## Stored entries
-- Start --
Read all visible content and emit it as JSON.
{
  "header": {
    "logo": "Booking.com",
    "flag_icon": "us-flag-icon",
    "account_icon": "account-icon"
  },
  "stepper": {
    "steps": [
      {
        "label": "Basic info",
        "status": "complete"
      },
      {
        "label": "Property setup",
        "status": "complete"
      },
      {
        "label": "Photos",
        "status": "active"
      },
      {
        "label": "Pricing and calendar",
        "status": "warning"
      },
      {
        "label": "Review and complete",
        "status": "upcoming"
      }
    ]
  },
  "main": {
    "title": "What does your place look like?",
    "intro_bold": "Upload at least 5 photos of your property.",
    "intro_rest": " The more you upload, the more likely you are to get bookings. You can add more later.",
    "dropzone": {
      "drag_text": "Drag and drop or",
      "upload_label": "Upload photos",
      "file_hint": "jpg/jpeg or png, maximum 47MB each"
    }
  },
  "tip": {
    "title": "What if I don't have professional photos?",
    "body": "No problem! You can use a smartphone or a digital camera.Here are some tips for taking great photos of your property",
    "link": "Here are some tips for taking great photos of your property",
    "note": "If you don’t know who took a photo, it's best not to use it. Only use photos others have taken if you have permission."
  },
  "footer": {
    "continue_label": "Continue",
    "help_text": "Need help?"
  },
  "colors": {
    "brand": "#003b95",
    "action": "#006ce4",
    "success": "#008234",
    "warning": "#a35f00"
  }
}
-- End --
## Task directions
Every entry should be output exactly as written, please.

## The completed task
Read all visible content and emit it as JSON.
{
  "header": {
    "logo": "Booking.com",
    "flag_icon": "us-flag-icon",
    "account_icon": "account-icon"
  },
  "stepper": {
    "steps": [
      {
        "label": "Basic info",
        "status": "complete"
      },
      {
        "label": "Property setup",
        "status": "complete"
      },
      {
        "label": "Photos",
        "status": "active"
      },
      {
        "label": "Pricing and calendar",
        "status": "warning"
      },
      {
        "label": "Review and complete",
        "status": "upcoming"
      }
    ]
  },
  "main": {
    "title": "What does your place look like?",
    "intro_bold": "Upload at least 5 photos of your property.",
    "intro_rest": " The more you upload, the more likely you are to get bookings. You can add more later.",
    "dropzone": {
      "drag_text": "Drag and drop or",
      "upload_label": "Upload photos",
      "file_hint": "jpg/jpeg or png, maximum 47MB each"
    }
  },
  "tip": {
    "title": "What if I don't have professional photos?",
    "body": "No problem! You can use a smartphone or a digital camera.Here are some tips for taking great photos of your property",
    "link": "Here are some tips for taking great photos of your property",
    "note": "If you don’t know who took a photo, it's best not to use it. Only use photos others have taken if you have permission."
  },
  "footer": {
    "continue_label": "Continue",
    "help_text": "Need help?"
  },
  "colors": {
    "brand": "#003b95",
    "action": "#006ce4",
    "success": "#008234",
    "warning": "#a35f00"
  }
}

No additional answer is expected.